What this task involves »
The entries below should be transcribed in their entirety, exactly as written.

Excerpted data »
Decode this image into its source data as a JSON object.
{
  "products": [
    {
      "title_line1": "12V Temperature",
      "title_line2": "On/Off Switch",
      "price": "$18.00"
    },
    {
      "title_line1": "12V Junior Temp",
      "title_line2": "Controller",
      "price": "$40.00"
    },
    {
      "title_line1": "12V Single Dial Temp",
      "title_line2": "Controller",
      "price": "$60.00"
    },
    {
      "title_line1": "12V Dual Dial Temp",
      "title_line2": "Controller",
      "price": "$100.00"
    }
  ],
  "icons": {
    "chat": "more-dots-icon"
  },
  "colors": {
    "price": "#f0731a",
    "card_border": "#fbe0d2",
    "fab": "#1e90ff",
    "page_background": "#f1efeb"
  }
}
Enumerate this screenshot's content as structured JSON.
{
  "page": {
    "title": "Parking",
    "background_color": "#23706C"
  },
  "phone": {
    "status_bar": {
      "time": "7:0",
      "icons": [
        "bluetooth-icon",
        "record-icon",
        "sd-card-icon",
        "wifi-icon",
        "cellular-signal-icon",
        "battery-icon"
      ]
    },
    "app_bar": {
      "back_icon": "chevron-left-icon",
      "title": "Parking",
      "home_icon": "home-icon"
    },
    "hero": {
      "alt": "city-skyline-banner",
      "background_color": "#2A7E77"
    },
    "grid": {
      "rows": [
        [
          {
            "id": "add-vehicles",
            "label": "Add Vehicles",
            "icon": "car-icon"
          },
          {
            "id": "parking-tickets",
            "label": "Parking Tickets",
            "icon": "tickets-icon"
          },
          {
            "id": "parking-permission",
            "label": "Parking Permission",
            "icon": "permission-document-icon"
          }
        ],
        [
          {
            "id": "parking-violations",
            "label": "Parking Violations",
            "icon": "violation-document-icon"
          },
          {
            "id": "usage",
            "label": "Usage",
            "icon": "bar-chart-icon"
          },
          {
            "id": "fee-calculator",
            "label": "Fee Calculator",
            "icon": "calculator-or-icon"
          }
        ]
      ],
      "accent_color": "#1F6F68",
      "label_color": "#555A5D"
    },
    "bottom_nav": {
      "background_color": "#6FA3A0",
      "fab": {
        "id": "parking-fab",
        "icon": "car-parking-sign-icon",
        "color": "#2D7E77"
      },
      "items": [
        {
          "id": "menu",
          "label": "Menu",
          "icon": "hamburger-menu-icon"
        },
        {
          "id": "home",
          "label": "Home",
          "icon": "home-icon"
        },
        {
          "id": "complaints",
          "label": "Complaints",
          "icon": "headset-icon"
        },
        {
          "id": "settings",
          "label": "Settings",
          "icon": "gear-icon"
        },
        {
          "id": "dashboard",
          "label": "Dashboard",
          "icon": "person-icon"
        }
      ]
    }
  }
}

Result for this task »
Decode this image into its source data as a JSON object.
{
  "products": [
    {
      "title_line1": "12V Temperature",
      "title_line2": "On/Off Switch",
      "price": "$18.00"
    },
    {
      "title_line1": "12V Junior Temp",
      "title_line2": "Controller",
      "price": "$40.00"
    },
    {
      "title_line1": "12V Single Dial Temp",
      "title_line2": "Controller",
      "price": "$60.00"
    },
    {
      "title_line1": "12V Dual Dial Temp",
      "title_line2": "Controller",
      "price": "$100.00"
    }
  ],
  "icons": {
    "chat": "more-dots-icon"
  },
  "colors": {
    "price": "#f0731a",
    "card_border": "#fbe0d2",
    "fab": "#1e90ff",
    "page_background": "#f1efeb"
  }
}
Enumerate this screenshot's content as structured JSON.
{
  "page": {
    "title": "Parking",
    "background_color": "#23706C"
  },
  "phone": {
    "status_bar": {
      "time": "7:0",
      "icons": [
        "bluetooth-icon",
        "record-icon",
        "sd-card-icon",
        "wifi-icon",
        "cellular-signal-icon",
        "battery-icon"
      ]
    },
    "app_bar": {
      "back_icon": "chevron-left-icon",
      "title": "Parking",
      "home_icon": "home-icon"
    },
    "hero": {
      "alt": "city-skyline-banner",
      "background_color": "#2A7E77"
    },
    "grid": {
      "rows": [
        [
          {
            "id": "add-vehicles",
            "label": "Add Vehicles",
            "icon": "car-icon"
          },
          {
            "id": "parking-tickets",
            "label": "Parking Tickets",
            "icon": "tickets-icon"
          },
          {
            "id": "parking-permission",
            "label": "Parking Permission",
            "icon": "permission-document-icon"
          }
        ],
        [
          {
            "id": "parking-violations",
            "label": "Parking Violations",
            "icon": "violation-document-icon"
          },
          {
            "id": "usage",
            "label": "Usage",
            "icon": "bar-chart-icon"
          },
          {
            "id": "fee-calculator",
            "label": "Fee Calculator",
            "icon": "calculator-or-icon"
          }
        ]
      ],
      "accent_color": "#1F6F68",
      "label_color": "#555A5D"
    },
    "bottom_nav": {
      "background_color": "#6FA3A0",
      "fab": {
        "id": "parking-fab",
        "icon": "car-parking-sign-icon",
        "color": "#2D7E77"
      },
      "items": [
        {
          "id": "menu",
          "label": "Menu",
          "icon": "hamburger-menu-icon"
        },
        {
          "id": "home",
          "label": "Home",
          "icon": "home-icon"
        },
        {
          "id": "complaints",
          "label": "Complaints",
          "icon": "headset-icon"
        },
        {
          "id": "settings",
          "label": "Settings",
          "icon": "gear-icon"
        },
        {
          "id": "dashboard",
          "label": "Dashboard",
          "icon": "person-icon"
        }
      ]
    }
  }
}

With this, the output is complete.